Aim of the task:
From the records below, extract all the text exactly and leave the images behind.

Dataset records:
*-*-*

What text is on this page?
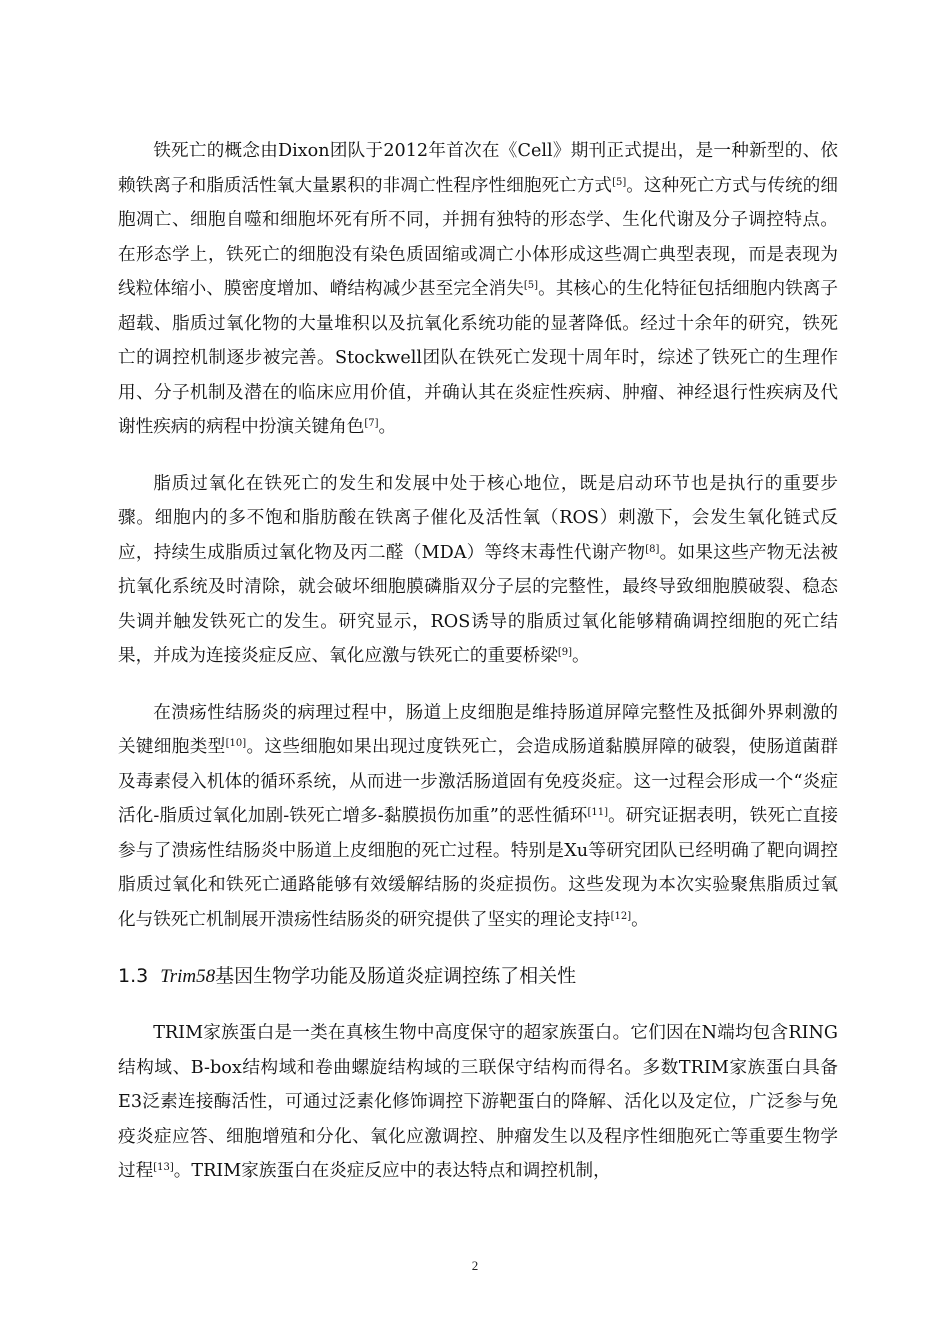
铁死亡的概念由Dixon团队于2012年首次在《Cell》期刊正式提出，是一种新型的、依赖铁离子和脂质活性氧大量累积的非凋亡性程序性细胞死亡方式[5]。这种死亡方式与传统的细胞凋亡、细胞自噬和细胞坏死有所不同，并拥有独特的形态学、生化代谢及分子调控特点。在形态学上，铁死亡的细胞没有染色质固缩或凋亡小体形成这些凋亡典型表现，而是表现为线粒体缩小、膜密度增加、嵴结构减少甚至完全消失[5]。其核心的生化特征包括细胞内铁离子超载、脂质过氧化物的大量堆积以及抗氧化系统功能的显著降低。经过十余年的研究，铁死亡的调控机制逐步被完善。Stockwell团队在铁死亡发现十周年时，综述了铁死亡的生理作用、分子机制及潜在的临床应用价值，并确认其在炎症性疾病、肿瘤、神经退行性疾病及代谢性疾病的病程中扮演关键角色[7]。

脂质过氧化在铁死亡的发生和发展中处于核心地位，既是启动环节也是执行的重要步骤。细胞内的多不饱和脂肪酸在铁离子催化及活性氧（ROS）刺激下，会发生氧化链式反应，持续生成脂质过氧化物及丙二醛（MDA）等终末毒性代谢产物[8]。如果这些产物无法被抗氧化系统及时清除，就会破坏细胞膜磷脂双分子层的完整性，最终导致细胞膜破裂、稳态失调并触发铁死亡的发生。研究显示，ROS诱导的脂质过氧化能够精确调控细胞的死亡结果，并成为连接炎症反应、氧化应激与铁死亡的重要桥梁[9]。

在溃疡性结肠炎的病理过程中，肠道上皮细胞是维持肠道屏障完整性及抵御外界刺激的关键细胞类型[10]。这些细胞如果出现过度铁死亡，会造成肠道黏膜屏障的破裂，使肠道菌群及毒素侵入机体的循环系统，从而进一步激活肠道固有免疫炎症。这一过程会形成一个“炎症活化-脂质过氧化加剧-铁死亡增多-黏膜损伤加重”的恶性循环[11]。研究证据表明，铁死亡直接参与了溃疡性结肠炎中肠道上皮细胞的死亡过程。特别是Xu等研究团队已经明确了靶向调控脂质过氧化和铁死亡通路能够有效缓解结肠的炎症损伤。这些发现为本次实验聚焦脂质过氧化与铁死亡机制展开溃疡性结肠炎的研究提供了坚实的理论支持[12]。

1.3 Trim58基因生物学功能及肠道炎症调控练了相关性

TRIM家族蛋白是一类在真核生物中高度保守的超家族蛋白。它们因在N端均包含RING结构域、B-box结构域和卷曲螺旋结构域的三联保守结构而得名。多数TRIM家族蛋白具备E3泛素连接酶活性，可通过泛素化修饰调控下游靶蛋白的降解、活化以及定位，广泛参与免疫炎症应答、细胞增殖和分化、氧化应激调控、肿瘤发生以及程序性细胞死亡等重要生物学过程[13]。TRIM家族蛋白在炎症反应中的表达特点和调控机制，

2
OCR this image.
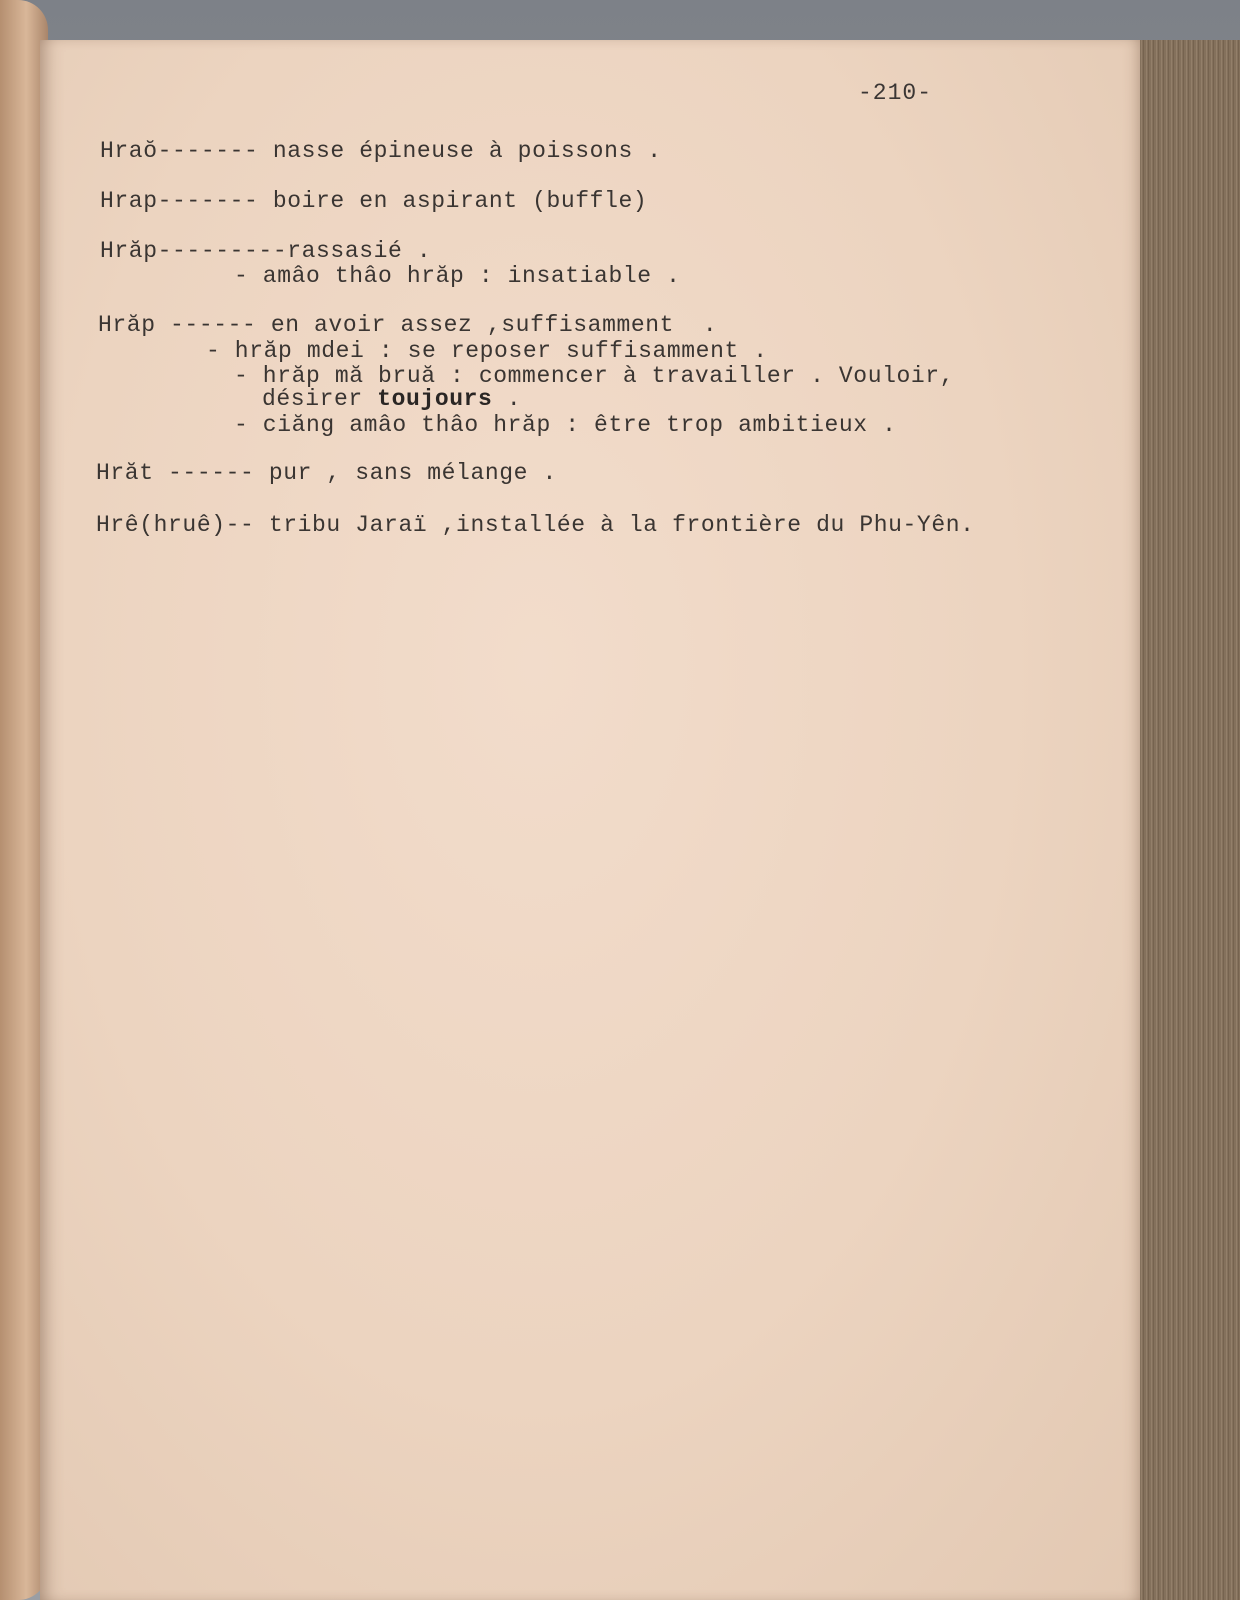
-210-
Hraŏ------- nasse épineuse à poissons .
Hrap------- boire en aspirant (buffle)
Hrăp---------rassasié .
- amâo thâo hrăp : insatiable .
Hrăp ------ en avoir assez ,suffisamment  .
- hrăp mdei : se reposer suffisamment .
- hrăp mă bruă : commencer à travailler . Vouloir,
désirer toujours .
- ciăng amâo thâo hrăp : être trop ambitieux .
Hrăt ------ pur , sans mélange .
Hrê(hruê)-- tribu Jaraï ,installée à la frontière du Phu-Yên.
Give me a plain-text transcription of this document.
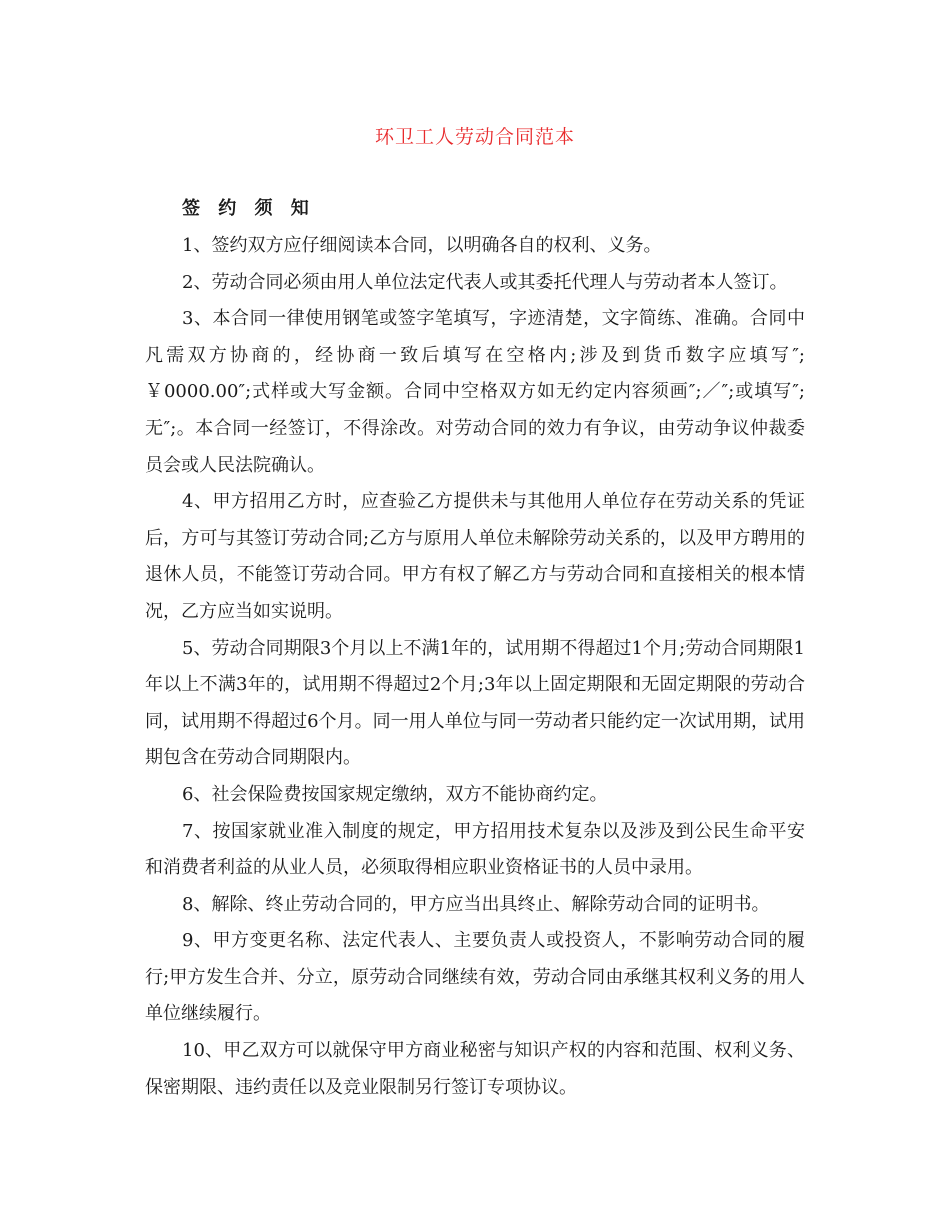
环卫工人劳动合同范本
签 约 须 知

1、签约双方应仔细阅读本合同，以明确各自的权利、义务。

2、劳动合同必须由用人单位法定代表人或其委托代理人与劳动者本人签订。

3、本合同一律使用钢笔或签字笔填写，字迹清楚，文字简练、准确。合同中凡需双方协商的，经协商一致后填写在空格内;涉及到货币数字应填写″;￥0000.00″;式样或大写金额。合同中空格双方如无约定内容须画″;／″;或填写″;无″;。本合同一经签订，不得涂改。对劳动合同的效力有争议，由劳动争议仲裁委员会或人民法院确认。

4、甲方招用乙方时，应查验乙方提供未与其他用人单位存在劳动关系的凭证后，方可与其签订劳动合同;乙方与原用人单位未解除劳动关系的，以及甲方聘用的退休人员，不能签订劳动合同。甲方有权了解乙方与劳动合同和直接相关的根本情况，乙方应当如实说明。

5、劳动合同期限3个月以上不满1年的，试用期不得超过1个月;劳动合同期限1年以上不满3年的，试用期不得超过2个月;3年以上固定期限和无固定期限的劳动合同，试用期不得超过6个月。同一用人单位与同一劳动者只能约定一次试用期，试用期包含在劳动合同期限内。

6、社会保险费按国家规定缴纳，双方不能协商约定。

7、按国家就业准入制度的规定，甲方招用技术复杂以及涉及到公民生命平安和消费者利益的从业人员，必须取得相应职业资格证书的人员中录用。

8、解除、终止劳动合同的，甲方应当出具终止、解除劳动合同的证明书。

9、甲方变更名称、法定代表人、主要负责人或投资人，不影响劳动合同的履行;甲方发生合并、分立，原劳动合同继续有效，劳动合同由承继其权利义务的用人单位继续履行。

10、甲乙双方可以就保守甲方商业秘密与知识产权的内容和范围、权利义务、保密期限、违约责任以及竞业限制另行签订专项协议。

*-*-*

Correct response:
What text is on this page?
铁死亡的概念由Dixon团队于2012年首次在《Cell》期刊正式提出，是一种新型的、依赖铁离子和脂质活性氧大量累积的非凋亡性程序性细胞死亡方式[5]。这种死亡方式与传统的细胞凋亡、细胞自噬和细胞坏死有所不同，并拥有独特的形态学、生化代谢及分子调控特点。在形态学上，铁死亡的细胞没有染色质固缩或凋亡小体形成这些凋亡典型表现，而是表现为线粒体缩小、膜密度增加、嵴结构减少甚至完全消失[5]。其核心的生化特征包括细胞内铁离子超载、脂质过氧化物的大量堆积以及抗氧化系统功能的显著降低。经过十余年的研究，铁死亡的调控机制逐步被完善。Stockwell团队在铁死亡发现十周年时，综述了铁死亡的生理作用、分子机制及潜在的临床应用价值，并确认其在炎症性疾病、肿瘤、神经退行性疾病及代谢性疾病的病程中扮演关键角色[7]。

脂质过氧化在铁死亡的发生和发展中处于核心地位，既是启动环节也是执行的重要步骤。细胞内的多不饱和脂肪酸在铁离子催化及活性氧（ROS）刺激下，会发生氧化链式反应，持续生成脂质过氧化物及丙二醛（MDA）等终末毒性代谢产物[8]。如果这些产物无法被抗氧化系统及时清除，就会破坏细胞膜磷脂双分子层的完整性，最终导致细胞膜破裂、稳态失调并触发铁死亡的发生。研究显示，ROS诱导的脂质过氧化能够精确调控细胞的死亡结果，并成为连接炎症反应、氧化应激与铁死亡的重要桥梁[9]。

在溃疡性结肠炎的病理过程中，肠道上皮细胞是维持肠道屏障完整性及抵御外界刺激的关键细胞类型[10]。这些细胞如果出现过度铁死亡，会造成肠道黏膜屏障的破裂，使肠道菌群及毒素侵入机体的循环系统，从而进一步激活肠道固有免疫炎症。这一过程会形成一个“炎症活化-脂质过氧化加剧-铁死亡增多-黏膜损伤加重”的恶性循环[11]。研究证据表明，铁死亡直接参与了溃疡性结肠炎中肠道上皮细胞的死亡过程。特别是Xu等研究团队已经明确了靶向调控脂质过氧化和铁死亡通路能够有效缓解结肠的炎症损伤。这些发现为本次实验聚焦脂质过氧化与铁死亡机制展开溃疡性结肠炎的研究提供了坚实的理论支持[12]。

1.3 Trim58基因生物学功能及肠道炎症调控练了相关性

TRIM家族蛋白是一类在真核生物中高度保守的超家族蛋白。它们因在N端均包含RING结构域、B-box结构域和卷曲螺旋结构域的三联保守结构而得名。多数TRIM家族蛋白具备E3泛素连接酶活性，可通过泛素化修饰调控下游靶蛋白的降解、活化以及定位，广泛参与免疫炎症应答、细胞增殖和分化、氧化应激调控、肿瘤发生以及程序性细胞死亡等重要生物学过程[13]。TRIM家族蛋白在炎症反应中的表达特点和调控机制，

2
OCR this image.
-210-
Hraŏ------- nasse épineuse à poissons .
Hrap------- boire en aspirant (buffle)
Hrăp---------rassasié .
- amâo thâo hrăp : insatiable .
Hrăp ------ en avoir assez ,suffisamment  .
- hrăp mdei : se reposer suffisamment .
- hrăp mă bruă : commencer à travailler . Vouloir,
désirer toujours .
- ciăng amâo thâo hrăp : être trop ambitieux .
Hrăt ------ pur , sans mélange .
Hrê(hruê)-- tribu Jaraï ,installée à la frontière du Phu-Yên.
Give me a plain-text transcription of this document.
环卫工人劳动合同范本
签 约 须 知

1、签约双方应仔细阅读本合同，以明确各自的权利、义务。

2、劳动合同必须由用人单位法定代表人或其委托代理人与劳动者本人签订。

3、本合同一律使用钢笔或签字笔填写，字迹清楚，文字简练、准确。合同中凡需双方协商的，经协商一致后填写在空格内;涉及到货币数字应填写″;￥0000.00″;式样或大写金额。合同中空格双方如无约定内容须画″;／″;或填写″;无″;。本合同一经签订，不得涂改。对劳动合同的效力有争议，由劳动争议仲裁委员会或人民法院确认。

4、甲方招用乙方时，应查验乙方提供未与其他用人单位存在劳动关系的凭证后，方可与其签订劳动合同;乙方与原用人单位未解除劳动关系的，以及甲方聘用的退休人员，不能签订劳动合同。甲方有权了解乙方与劳动合同和直接相关的根本情况，乙方应当如实说明。

5、劳动合同期限3个月以上不满1年的，试用期不得超过1个月;劳动合同期限1年以上不满3年的，试用期不得超过2个月;3年以上固定期限和无固定期限的劳动合同，试用期不得超过6个月。同一用人单位与同一劳动者只能约定一次试用期，试用期包含在劳动合同期限内。

6、社会保险费按国家规定缴纳，双方不能协商约定。

7、按国家就业准入制度的规定，甲方招用技术复杂以及涉及到公民生命平安和消费者利益的从业人员，必须取得相应职业资格证书的人员中录用。

8、解除、终止劳动合同的，甲方应当出具终止、解除劳动合同的证明书。

9、甲方变更名称、法定代表人、主要负责人或投资人，不影响劳动合同的履行;甲方发生合并、分立，原劳动合同继续有效，劳动合同由承继其权利义务的用人单位继续履行。

10、甲乙双方可以就保守甲方商业秘密与知识产权的内容和范围、权利义务、保密期限、违约责任以及竞业限制另行签订专项协议。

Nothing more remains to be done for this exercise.